- Supplied information -
* Begin *
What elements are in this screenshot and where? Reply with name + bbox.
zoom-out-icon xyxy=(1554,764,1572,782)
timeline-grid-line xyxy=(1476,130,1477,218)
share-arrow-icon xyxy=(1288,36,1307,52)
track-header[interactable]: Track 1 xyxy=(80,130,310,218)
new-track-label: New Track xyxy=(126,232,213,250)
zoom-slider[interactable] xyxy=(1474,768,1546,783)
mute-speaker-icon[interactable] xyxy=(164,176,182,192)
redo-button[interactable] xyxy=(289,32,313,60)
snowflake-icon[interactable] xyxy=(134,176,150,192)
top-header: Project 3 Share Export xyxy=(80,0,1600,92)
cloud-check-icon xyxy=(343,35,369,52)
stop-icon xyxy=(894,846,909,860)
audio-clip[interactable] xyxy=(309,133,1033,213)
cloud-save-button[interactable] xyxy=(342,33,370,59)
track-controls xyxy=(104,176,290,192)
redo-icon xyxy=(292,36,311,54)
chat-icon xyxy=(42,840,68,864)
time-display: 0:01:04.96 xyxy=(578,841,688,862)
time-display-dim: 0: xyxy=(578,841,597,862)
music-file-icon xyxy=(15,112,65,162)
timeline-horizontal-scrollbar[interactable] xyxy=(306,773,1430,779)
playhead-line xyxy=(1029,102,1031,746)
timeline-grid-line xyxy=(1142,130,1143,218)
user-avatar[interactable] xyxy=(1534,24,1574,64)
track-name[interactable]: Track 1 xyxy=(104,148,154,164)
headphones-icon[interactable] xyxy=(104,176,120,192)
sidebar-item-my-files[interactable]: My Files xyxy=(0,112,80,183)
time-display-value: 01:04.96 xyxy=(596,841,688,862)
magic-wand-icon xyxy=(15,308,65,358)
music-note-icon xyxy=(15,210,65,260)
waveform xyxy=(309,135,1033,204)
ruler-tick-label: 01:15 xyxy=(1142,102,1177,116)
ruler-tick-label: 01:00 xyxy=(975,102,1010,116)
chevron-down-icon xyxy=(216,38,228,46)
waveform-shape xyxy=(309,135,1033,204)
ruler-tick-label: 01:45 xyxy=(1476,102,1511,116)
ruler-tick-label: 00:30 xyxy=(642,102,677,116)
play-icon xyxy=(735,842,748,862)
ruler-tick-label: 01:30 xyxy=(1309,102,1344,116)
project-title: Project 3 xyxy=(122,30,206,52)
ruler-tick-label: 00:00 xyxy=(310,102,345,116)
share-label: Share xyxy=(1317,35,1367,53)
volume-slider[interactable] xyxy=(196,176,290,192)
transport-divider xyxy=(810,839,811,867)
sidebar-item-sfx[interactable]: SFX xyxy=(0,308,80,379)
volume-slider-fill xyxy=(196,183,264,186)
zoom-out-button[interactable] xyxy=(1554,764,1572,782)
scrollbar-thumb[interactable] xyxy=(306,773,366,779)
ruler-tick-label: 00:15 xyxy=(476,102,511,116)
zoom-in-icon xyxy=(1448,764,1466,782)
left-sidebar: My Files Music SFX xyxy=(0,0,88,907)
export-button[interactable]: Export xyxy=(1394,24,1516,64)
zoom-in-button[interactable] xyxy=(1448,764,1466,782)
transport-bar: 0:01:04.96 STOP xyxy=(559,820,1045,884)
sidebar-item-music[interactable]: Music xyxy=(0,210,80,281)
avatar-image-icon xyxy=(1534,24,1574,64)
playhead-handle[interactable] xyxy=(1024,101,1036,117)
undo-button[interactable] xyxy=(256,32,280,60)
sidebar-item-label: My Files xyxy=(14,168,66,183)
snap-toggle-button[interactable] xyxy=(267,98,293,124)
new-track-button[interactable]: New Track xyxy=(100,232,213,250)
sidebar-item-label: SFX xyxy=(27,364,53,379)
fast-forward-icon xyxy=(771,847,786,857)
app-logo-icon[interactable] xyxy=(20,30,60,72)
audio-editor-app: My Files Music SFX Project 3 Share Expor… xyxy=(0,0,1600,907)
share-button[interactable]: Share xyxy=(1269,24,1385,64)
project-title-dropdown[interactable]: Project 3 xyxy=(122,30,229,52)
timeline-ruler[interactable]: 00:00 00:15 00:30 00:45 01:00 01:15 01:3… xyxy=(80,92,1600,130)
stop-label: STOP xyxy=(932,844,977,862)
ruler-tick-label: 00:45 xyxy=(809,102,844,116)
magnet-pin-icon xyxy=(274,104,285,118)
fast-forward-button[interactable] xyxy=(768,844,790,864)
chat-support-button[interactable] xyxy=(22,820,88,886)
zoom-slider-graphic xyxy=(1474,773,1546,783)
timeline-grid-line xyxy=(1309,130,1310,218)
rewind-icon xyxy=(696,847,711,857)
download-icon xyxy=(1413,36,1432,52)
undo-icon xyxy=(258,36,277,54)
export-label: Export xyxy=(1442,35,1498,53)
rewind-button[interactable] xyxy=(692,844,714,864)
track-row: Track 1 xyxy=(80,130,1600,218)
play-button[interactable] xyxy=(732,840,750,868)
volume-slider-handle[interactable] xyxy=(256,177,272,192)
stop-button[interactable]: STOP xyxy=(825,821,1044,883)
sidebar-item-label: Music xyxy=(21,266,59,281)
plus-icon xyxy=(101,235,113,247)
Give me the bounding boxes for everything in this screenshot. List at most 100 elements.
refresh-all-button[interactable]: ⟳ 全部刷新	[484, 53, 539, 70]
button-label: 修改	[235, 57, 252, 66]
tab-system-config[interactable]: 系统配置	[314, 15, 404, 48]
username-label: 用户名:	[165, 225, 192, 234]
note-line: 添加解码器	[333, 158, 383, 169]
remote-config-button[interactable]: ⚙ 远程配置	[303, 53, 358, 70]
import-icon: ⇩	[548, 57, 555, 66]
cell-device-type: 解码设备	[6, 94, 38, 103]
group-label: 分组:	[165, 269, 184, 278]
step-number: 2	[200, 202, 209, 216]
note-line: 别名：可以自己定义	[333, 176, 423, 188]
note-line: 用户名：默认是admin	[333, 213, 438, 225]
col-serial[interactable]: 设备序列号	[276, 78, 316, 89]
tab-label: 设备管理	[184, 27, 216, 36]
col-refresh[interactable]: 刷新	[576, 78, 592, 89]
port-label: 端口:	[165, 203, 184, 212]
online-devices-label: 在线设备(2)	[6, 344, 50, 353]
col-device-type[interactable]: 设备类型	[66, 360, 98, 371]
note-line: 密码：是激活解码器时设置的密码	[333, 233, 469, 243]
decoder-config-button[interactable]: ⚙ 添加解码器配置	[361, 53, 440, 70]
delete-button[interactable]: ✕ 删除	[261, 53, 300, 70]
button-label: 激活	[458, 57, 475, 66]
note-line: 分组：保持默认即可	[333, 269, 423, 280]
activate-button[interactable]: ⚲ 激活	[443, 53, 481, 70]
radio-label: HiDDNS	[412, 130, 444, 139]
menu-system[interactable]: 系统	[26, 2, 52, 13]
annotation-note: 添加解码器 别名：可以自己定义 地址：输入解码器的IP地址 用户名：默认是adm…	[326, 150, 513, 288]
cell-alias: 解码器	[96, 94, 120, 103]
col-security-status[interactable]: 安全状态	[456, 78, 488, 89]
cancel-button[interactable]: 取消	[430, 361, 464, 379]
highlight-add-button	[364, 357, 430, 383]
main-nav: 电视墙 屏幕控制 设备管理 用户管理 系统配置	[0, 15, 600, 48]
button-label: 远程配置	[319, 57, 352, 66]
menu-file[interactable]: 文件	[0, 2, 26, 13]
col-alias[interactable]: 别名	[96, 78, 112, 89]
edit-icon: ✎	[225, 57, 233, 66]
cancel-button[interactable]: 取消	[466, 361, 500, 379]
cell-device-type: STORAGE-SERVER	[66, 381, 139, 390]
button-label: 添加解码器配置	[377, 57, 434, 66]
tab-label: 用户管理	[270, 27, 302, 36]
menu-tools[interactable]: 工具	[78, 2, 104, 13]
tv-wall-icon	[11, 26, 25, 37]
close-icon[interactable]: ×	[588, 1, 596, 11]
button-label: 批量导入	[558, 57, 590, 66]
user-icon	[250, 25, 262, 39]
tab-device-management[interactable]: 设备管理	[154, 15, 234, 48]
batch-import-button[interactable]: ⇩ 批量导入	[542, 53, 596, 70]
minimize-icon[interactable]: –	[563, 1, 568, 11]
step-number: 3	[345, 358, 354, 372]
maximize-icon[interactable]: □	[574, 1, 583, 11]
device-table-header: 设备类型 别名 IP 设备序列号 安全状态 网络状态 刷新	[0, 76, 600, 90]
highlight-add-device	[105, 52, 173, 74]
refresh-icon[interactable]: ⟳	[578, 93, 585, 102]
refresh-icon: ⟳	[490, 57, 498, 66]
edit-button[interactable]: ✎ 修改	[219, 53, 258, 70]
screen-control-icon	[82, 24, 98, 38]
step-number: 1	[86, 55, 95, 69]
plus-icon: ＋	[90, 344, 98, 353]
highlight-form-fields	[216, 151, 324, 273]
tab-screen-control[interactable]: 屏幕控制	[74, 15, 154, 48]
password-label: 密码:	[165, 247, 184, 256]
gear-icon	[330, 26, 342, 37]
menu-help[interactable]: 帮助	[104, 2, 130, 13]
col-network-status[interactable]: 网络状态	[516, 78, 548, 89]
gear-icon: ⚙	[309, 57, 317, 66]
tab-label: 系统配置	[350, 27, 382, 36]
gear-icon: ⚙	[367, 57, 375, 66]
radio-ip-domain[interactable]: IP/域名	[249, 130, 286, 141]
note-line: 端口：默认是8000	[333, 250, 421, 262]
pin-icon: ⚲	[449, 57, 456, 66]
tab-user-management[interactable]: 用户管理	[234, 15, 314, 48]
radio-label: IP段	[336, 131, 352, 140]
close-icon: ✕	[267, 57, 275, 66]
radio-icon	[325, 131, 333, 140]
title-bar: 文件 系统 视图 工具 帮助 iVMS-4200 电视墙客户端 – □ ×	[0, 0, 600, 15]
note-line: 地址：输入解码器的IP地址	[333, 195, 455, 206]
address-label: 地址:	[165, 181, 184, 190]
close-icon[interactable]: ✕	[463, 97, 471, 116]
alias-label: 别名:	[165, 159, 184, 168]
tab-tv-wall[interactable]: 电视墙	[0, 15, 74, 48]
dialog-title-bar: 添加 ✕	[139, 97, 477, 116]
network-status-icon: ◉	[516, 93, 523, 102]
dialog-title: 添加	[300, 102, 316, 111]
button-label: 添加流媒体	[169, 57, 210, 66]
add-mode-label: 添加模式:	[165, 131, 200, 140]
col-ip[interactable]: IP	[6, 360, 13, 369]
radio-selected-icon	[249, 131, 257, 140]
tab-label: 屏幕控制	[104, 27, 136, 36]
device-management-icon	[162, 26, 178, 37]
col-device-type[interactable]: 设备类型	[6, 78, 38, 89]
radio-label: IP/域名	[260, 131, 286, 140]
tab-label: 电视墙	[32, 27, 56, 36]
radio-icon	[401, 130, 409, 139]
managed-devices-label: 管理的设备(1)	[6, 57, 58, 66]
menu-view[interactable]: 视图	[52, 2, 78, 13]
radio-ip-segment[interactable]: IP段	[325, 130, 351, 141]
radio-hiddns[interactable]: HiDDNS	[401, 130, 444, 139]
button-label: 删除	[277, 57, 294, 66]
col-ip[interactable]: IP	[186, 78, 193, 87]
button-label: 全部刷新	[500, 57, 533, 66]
* End *
Render the rows from the first one through the row containing "play-icon xyxy=(735,842,748,862)" as a JSON list of strings, one string per line, with blank lines omitted.

[
  "What elements are in this screenshot and where? Reply with name + bbox.",
  "zoom-out-icon xyxy=(1554,764,1572,782)",
  "timeline-grid-line xyxy=(1476,130,1477,218)",
  "share-arrow-icon xyxy=(1288,36,1307,52)",
  "track-header[interactable]: Track 1 xyxy=(80,130,310,218)",
  "new-track-label: New Track xyxy=(126,232,213,250)",
  "zoom-slider[interactable] xyxy=(1474,768,1546,783)",
  "mute-speaker-icon[interactable] xyxy=(164,176,182,192)",
  "redo-button[interactable] xyxy=(289,32,313,60)",
  "snowflake-icon[interactable] xyxy=(134,176,150,192)",
  "top-header: Project 3 Share Export xyxy=(80,0,1600,92)",
  "cloud-check-icon xyxy=(343,35,369,52)",
  "stop-icon xyxy=(894,846,909,860)",
  "audio-clip[interactable] xyxy=(309,133,1033,213)",
  "cloud-save-button[interactable] xyxy=(342,33,370,59)",
  "track-controls xyxy=(104,176,290,192)",
  "redo-icon xyxy=(292,36,311,54)",
  "chat-icon xyxy=(42,840,68,864)",
  "time-display: 0:01:04.96 xyxy=(578,841,688,862)",
  "time-display-dim: 0: xyxy=(578,841,597,862)",
  "music-file-icon xyxy=(15,112,65,162)",
  "timeline-horizontal-scrollbar[interactable] xyxy=(306,773,1430,779)",
  "playhead-line xyxy=(1029,102,1031,746)",
  "timeline-grid-line xyxy=(1142,130,1143,218)",
  "user-avatar[interactable] xyxy=(1534,24,1574,64)",
  "track-name[interactable]: Track 1 xyxy=(104,148,154,164)",
  "headphones-icon[interactable] xyxy=(104,176,120,192)",
  "sidebar-item-my-files[interactable]: My Files xyxy=(0,112,80,183)",
  "time-display-value: 01:04.96 xyxy=(596,841,688,862)",
  "magic-wand-icon xyxy=(15,308,65,358)",
  "music-note-icon xyxy=(15,210,65,260)",
  "waveform xyxy=(309,135,1033,204)",
  "ruler-tick-label: 01:15 xyxy=(1142,102,1177,116)",
  "ruler-tick-label: 01:00 xyxy=(975,102,1010,116)",
  "chevron-down-icon xyxy=(216,38,228,46)",
  "waveform-shape xyxy=(309,135,1033,204)",
  "ruler-tick-label: 01:45 xyxy=(1476,102,1511,116)",
  "ruler-tick-label: 00:30 xyxy=(642,102,677,116)",
  "play-icon xyxy=(735,842,748,862)"
]